→ **SHORT PROBLEM**: Copy every entry exactly.

** START **

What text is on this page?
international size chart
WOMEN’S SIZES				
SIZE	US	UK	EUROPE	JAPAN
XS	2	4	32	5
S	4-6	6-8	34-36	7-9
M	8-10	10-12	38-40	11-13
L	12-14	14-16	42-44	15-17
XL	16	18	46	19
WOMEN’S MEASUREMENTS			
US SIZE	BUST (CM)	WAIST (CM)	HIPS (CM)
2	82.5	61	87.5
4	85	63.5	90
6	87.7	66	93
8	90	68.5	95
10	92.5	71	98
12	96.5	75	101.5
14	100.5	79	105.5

** END **

→ **SOLUTION TO THIS TASK**:
What text is on this page?
international size chart
WOMEN’S SIZES				
SIZE	US	UK	EUROPE	JAPAN
XS	2	4	32	5
S	4-6	6-8	34-36	7-9
M	8-10	10-12	38-40	11-13
L	12-14	14-16	42-44	15-17
XL	16	18	46	19
WOMEN’S MEASUREMENTS			
US SIZE	BUST (CM)	WAIST (CM)	HIPS (CM)
2	82.5	61	87.5
4	85	63.5	90
6	87.7	66	93
8	90	68.5	95
10	92.5	71	98
12	96.5	75	101.5
14	100.5	79	105.5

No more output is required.